Leave out the pictures and transcribe the rest of the records exactly.

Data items
━━━━

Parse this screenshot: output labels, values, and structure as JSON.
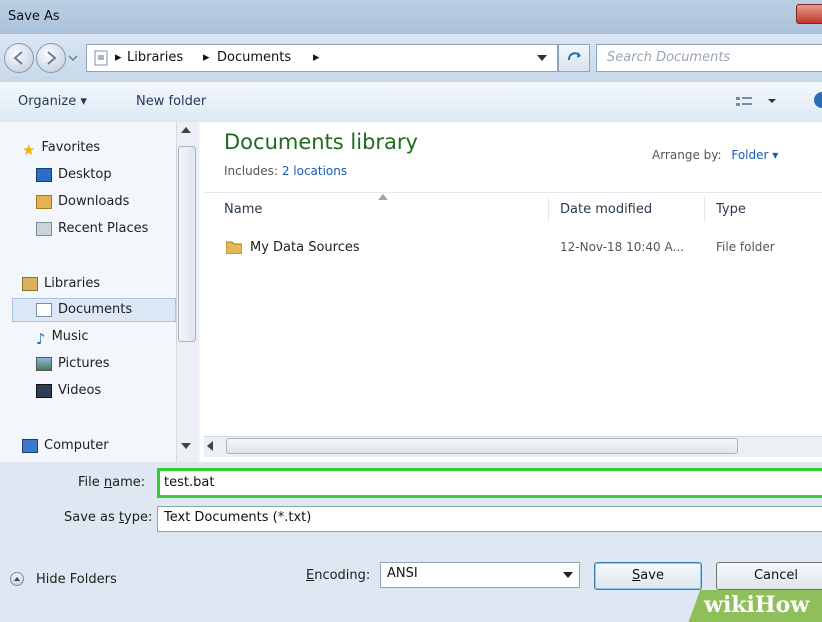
{
  "window": {
    "title": "Save As"
  },
  "address": {
    "crumbs": [
      "Libraries",
      "Documents"
    ],
    "search_placeholder": "Search Documents"
  },
  "toolbar": {
    "organize": "Organize ▾",
    "new_folder": "New folder"
  },
  "nav": {
    "favorites": "Favorites",
    "desktop": "Desktop",
    "downloads": "Downloads",
    "recent": "Recent Places",
    "libraries": "Libraries",
    "documents": "Documents",
    "music": "Music",
    "pictures": "Pictures",
    "videos": "Videos",
    "computer": "Computer"
  },
  "library": {
    "title": "Documents library",
    "includes_label": "Includes:",
    "includes_value": "2 locations",
    "arrange_label": "Arrange by:",
    "arrange_value": "Folder ▾"
  },
  "columns": {
    "name": "Name",
    "date": "Date modified",
    "type": "Type"
  },
  "files": [
    {
      "name": "My Data Sources",
      "date": "12-Nov-18 10:40 A...",
      "type": "File folder"
    }
  ],
  "form": {
    "filename_label_pre": "File ",
    "filename_label_u": "n",
    "filename_label_post": "ame:",
    "filename_value": "test.bat",
    "savetype_label_pre": "Save as ",
    "savetype_label_u": "t",
    "savetype_label_post": "ype:",
    "savetype_value": "Text Documents (*.txt)",
    "hide_folders": "Hide Folders",
    "encoding_label_u": "E",
    "encoding_label_post": "ncoding:",
    "encoding_value": "ANSI",
    "save_u": "S",
    "save_post": "ave",
    "cancel": "Cancel"
  },
  "watermark": {
    "text": "wikiHow"
  },
  "colors": {
    "accent": "#1a5bb8",
    "library_title": "#1e6b1e",
    "highlight": "#2fcf2f"
  }
}
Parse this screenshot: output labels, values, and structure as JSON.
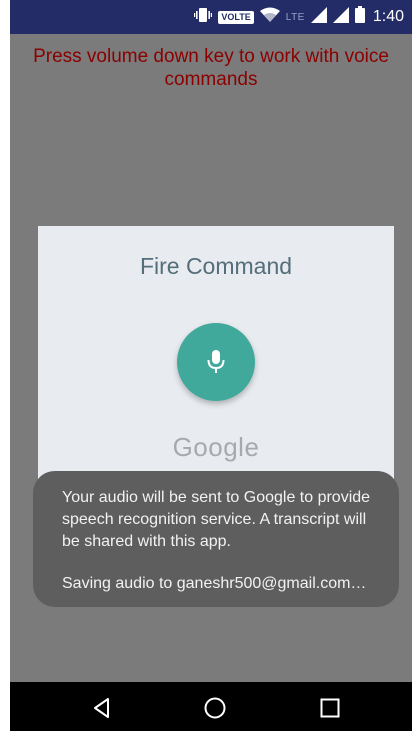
{
  "status_bar": {
    "volte_badge": "VOLTE",
    "network_type": "LTE",
    "time": "1:40",
    "icons": [
      "vibrate-icon",
      "wifi-icon",
      "signal-icon",
      "signal-icon",
      "battery-icon"
    ]
  },
  "app": {
    "hint_text": "Press volume down key to work with voice commands"
  },
  "dialog": {
    "title": "Fire Command",
    "mic_icon": "microphone-icon",
    "mic_color": "#40a99b",
    "brand": "Google"
  },
  "toast": {
    "message": "Your audio will be sent to Google to provide speech recognition service. A transcript will be shared with this app.",
    "saving_text": "Saving audio to ganeshr500@gmail.com…"
  },
  "nav_bar": {
    "icons": [
      "back-icon",
      "home-icon",
      "recents-icon"
    ]
  }
}
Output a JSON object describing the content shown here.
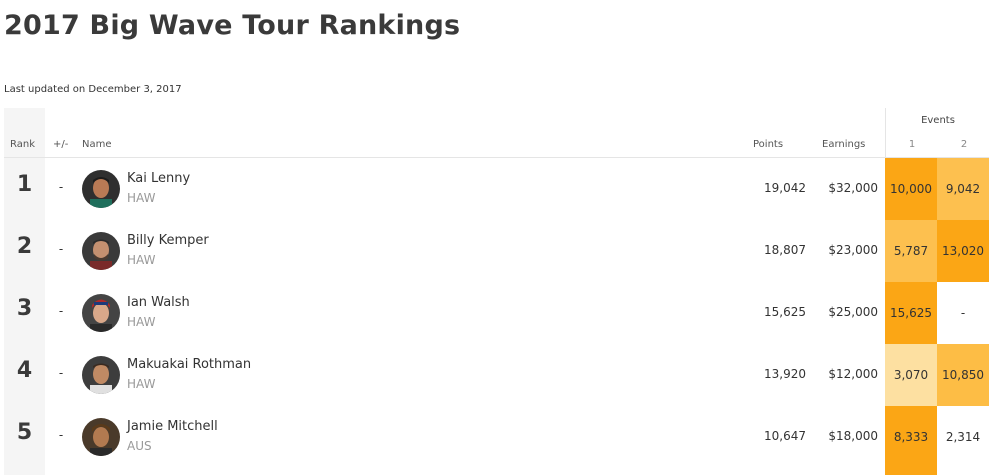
{
  "title": "2017 Big Wave Tour Rankings",
  "updated": "Last updated on December 3, 2017",
  "columns": {
    "rank": "Rank",
    "move": "+/-",
    "name": "Name",
    "points": "Points",
    "earnings": "Earnings",
    "events": "Events",
    "event_numbers": [
      "1",
      "2"
    ]
  },
  "colors": {
    "events_high": "#fba615",
    "events_mid": "#fdc04f",
    "events_low": "#fde0a1"
  },
  "rows": [
    {
      "rank": "1",
      "move": "-",
      "name": "Kai Lenny",
      "country": "HAW",
      "points": "19,042",
      "earnings": "$32,000",
      "events": [
        "10,000",
        "9,042"
      ]
    },
    {
      "rank": "2",
      "move": "-",
      "name": "Billy Kemper",
      "country": "HAW",
      "points": "18,807",
      "earnings": "$23,000",
      "events": [
        "5,787",
        "13,020"
      ]
    },
    {
      "rank": "3",
      "move": "-",
      "name": "Ian Walsh",
      "country": "HAW",
      "points": "15,625",
      "earnings": "$25,000",
      "events": [
        "15,625",
        "-"
      ]
    },
    {
      "rank": "4",
      "move": "-",
      "name": "Makuakai Rothman",
      "country": "HAW",
      "points": "13,920",
      "earnings": "$12,000",
      "events": [
        "3,070",
        "10,850"
      ]
    },
    {
      "rank": "5",
      "move": "-",
      "name": "Jamie Mitchell",
      "country": "AUS",
      "points": "10,647",
      "earnings": "$18,000",
      "events": [
        "8,333",
        "2,314"
      ]
    }
  ]
}
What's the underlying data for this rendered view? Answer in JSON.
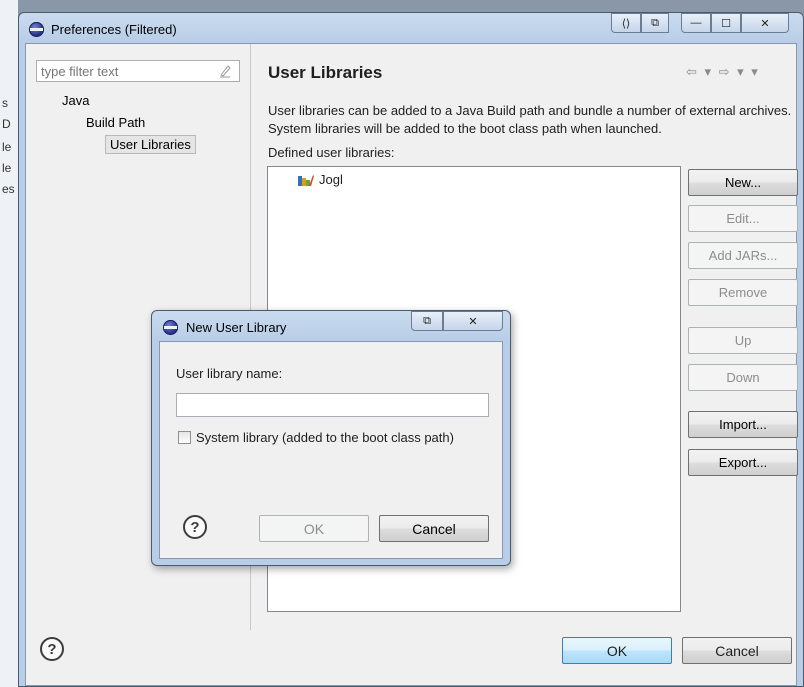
{
  "window": {
    "title": "Preferences (Filtered)",
    "controls": {
      "restore_dock": "⟨⟩",
      "copy": "⧉",
      "minimize": "—",
      "maximize": "☐",
      "close": "✕"
    }
  },
  "filter": {
    "placeholder": "type filter text"
  },
  "tree": {
    "items": [
      "Java",
      "Build Path",
      "User Libraries"
    ],
    "selected": "User Libraries"
  },
  "page": {
    "title": "User Libraries",
    "nav_arrows": "⇦ ▾ ⇨ ▾ ▾",
    "description": "User libraries can be added to a Java Build path and bundle a number of external archives. System libraries will be added to the boot class path when launched.",
    "list_label": "Defined user libraries:",
    "libraries": [
      "Jogl"
    ]
  },
  "side_buttons": {
    "new": "New...",
    "edit": "Edit...",
    "add_jars": "Add JARs...",
    "remove": "Remove",
    "up": "Up",
    "down": "Down",
    "import": "Import...",
    "export": "Export..."
  },
  "footer": {
    "ok": "OK",
    "cancel": "Cancel",
    "help": "?"
  },
  "dialog": {
    "title": "New User Library",
    "name_label": "User library name:",
    "name_value": "",
    "checkbox_label": "System library (added to the boot class path)",
    "ok": "OK",
    "cancel": "Cancel",
    "help": "?"
  },
  "background_strip": [
    "s",
    "D",
    "le",
    "le",
    "es"
  ]
}
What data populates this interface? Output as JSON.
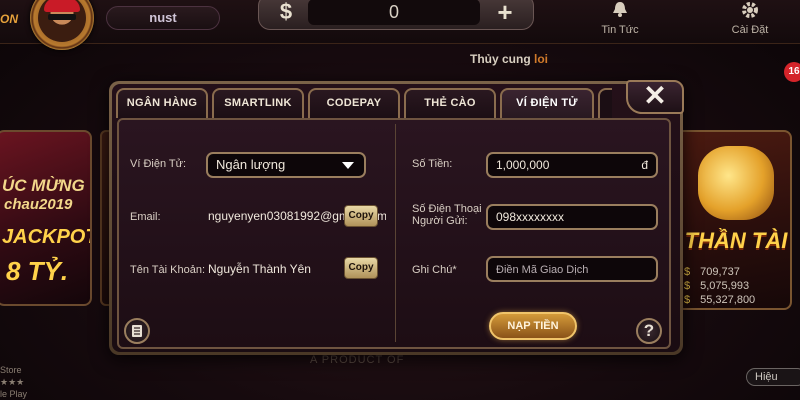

━━━━

» **COMPLETED EXERCISE**
Parse this screenshot: output labels, values, and structure as JSON.
{
  "window": {
    "title": "Save As"
  },
  "address": {
    "crumbs": [
      "Libraries",
      "Documents"
    ],
    "search_placeholder": "Search Documents"
  },
  "toolbar": {
    "organize": "Organize ▾",
    "new_folder": "New folder"
  },
  "nav": {
    "favorites": "Favorites",
    "desktop": "Desktop",
    "downloads": "Downloads",
    "recent": "Recent Places",
    "libraries": "Libraries",
    "documents": "Documents",
    "music": "Music",
    "pictures": "Pictures",
    "videos": "Videos",
    "computer": "Computer"
  },
  "library": {
    "title": "Documents library",
    "includes_label": "Includes:",
    "includes_value": "2 locations",
    "arrange_label": "Arrange by:",
    "arrange_value": "Folder ▾"
  },
  "columns": {
    "name": "Name",
    "date": "Date modified",
    "type": "Type"
  },
  "files": [
    {
      "name": "My Data Sources",
      "date": "12-Nov-18 10:40 A...",
      "type": "File folder"
    }
  ],
  "form": {
    "filename_label_pre": "File ",
    "filename_label_u": "n",
    "filename_label_post": "ame:",
    "filename_value": "test.bat",
    "savetype_label_pre": "Save as ",
    "savetype_label_u": "t",
    "savetype_label_post": "ype:",
    "savetype_value": "Text Documents (*.txt)",
    "hide_folders": "Hide Folders",
    "encoding_label_u": "E",
    "encoding_label_post": "ncoding:",
    "encoding_value": "ANSI",
    "save_u": "S",
    "save_post": "ave",
    "cancel": "Cancel"
  },
  "watermark": {
    "text": "wikiHow"
  },
  "colors": {
    "accent": "#1a5bb8",
    "library_title": "#1e6b1e",
    "highlight": "#2fcf2f"
  }
}
Parse this screenshot: output labels, values, and structure as JSON.
{
  "status_bar": {
    "volte_badge": "VOLTE",
    "network_type": "LTE",
    "time": "1:40",
    "icons": [
      "vibrate-icon",
      "wifi-icon",
      "signal-icon",
      "signal-icon",
      "battery-icon"
    ]
  },
  "app": {
    "hint_text": "Press volume down key to work with voice commands"
  },
  "dialog": {
    "title": "Fire Command",
    "mic_icon": "microphone-icon",
    "mic_color": "#40a99b",
    "brand": "Google"
  },
  "toast": {
    "message": "Your audio will be sent to Google to provide speech recognition service. A transcript will be shared with this app.",
    "saving_text": "Saving audio to ganeshr500@gmail.com…"
  },
  "nav_bar": {
    "icons": [
      "back-icon",
      "home-icon",
      "recents-icon"
    ]
  }
}
Output a JSON object describing the content shown here.
{
  "title": "2017 Big Wave Tour Rankings",
  "updated": "Last updated on December 3, 2017",
  "columns": {
    "rank": "Rank",
    "move": "+/-",
    "name": "Name",
    "points": "Points",
    "earnings": "Earnings",
    "events": "Events",
    "event_numbers": [
      "1",
      "2"
    ]
  },
  "colors": {
    "events_high": "#fba615",
    "events_mid": "#fdc04f",
    "events_low": "#fde0a1"
  },
  "rows": [
    {
      "rank": "1",
      "move": "-",
      "name": "Kai Lenny",
      "country": "HAW",
      "points": "19,042",
      "earnings": "$32,000",
      "events": [
        "10,000",
        "9,042"
      ]
    },
    {
      "rank": "2",
      "move": "-",
      "name": "Billy Kemper",
      "country": "HAW",
      "points": "18,807",
      "earnings": "$23,000",
      "events": [
        "5,787",
        "13,020"
      ]
    },
    {
      "rank": "3",
      "move": "-",
      "name": "Ian Walsh",
      "country": "HAW",
      "points": "15,625",
      "earnings": "$25,000",
      "events": [
        "15,625",
        "-"
      ]
    },
    {
      "rank": "4",
      "move": "-",
      "name": "Makuakai Rothman",
      "country": "HAW",
      "points": "13,920",
      "earnings": "$12,000",
      "events": [
        "3,070",
        "10,850"
      ]
    },
    {
      "rank": "5",
      "move": "-",
      "name": "Jamie Mitchell",
      "country": "AUS",
      "points": "10,647",
      "earnings": "$18,000",
      "events": [
        "8,333",
        "2,314"
      ]
    }
  ]
}
What's the underlying data for this rendered view? Answer in JSON.
{
  "window": {
    "title": "Preferences (Filtered)",
    "controls": {
      "restore_dock": "⟨⟩",
      "copy": "⧉",
      "minimize": "—",
      "maximize": "☐",
      "close": "✕"
    }
  },
  "filter": {
    "placeholder": "type filter text"
  },
  "tree": {
    "items": [
      "Java",
      "Build Path",
      "User Libraries"
    ],
    "selected": "User Libraries"
  },
  "page": {
    "title": "User Libraries",
    "nav_arrows": "⇦ ▾ ⇨ ▾ ▾",
    "description": "User libraries can be added to a Java Build path and bundle a number of external archives. System libraries will be added to the boot class path when launched.",
    "list_label": "Defined user libraries:",
    "libraries": [
      "Jogl"
    ]
  },
  "side_buttons": {
    "new": "New...",
    "edit": "Edit...",
    "add_jars": "Add JARs...",
    "remove": "Remove",
    "up": "Up",
    "down": "Down",
    "import": "Import...",
    "export": "Export..."
  },
  "footer": {
    "ok": "OK",
    "cancel": "Cancel",
    "help": "?"
  },
  "dialog": {
    "title": "New User Library",
    "name_label": "User library name:",
    "name_value": "",
    "checkbox_label": "System library (added to the boot class path)",
    "ok": "OK",
    "cancel": "Cancel",
    "help": "?"
  },
  "background_strip": [
    "s",
    "D",
    "le",
    "le",
    "es"
  ]
}
What data populates this interface? Output as JSON.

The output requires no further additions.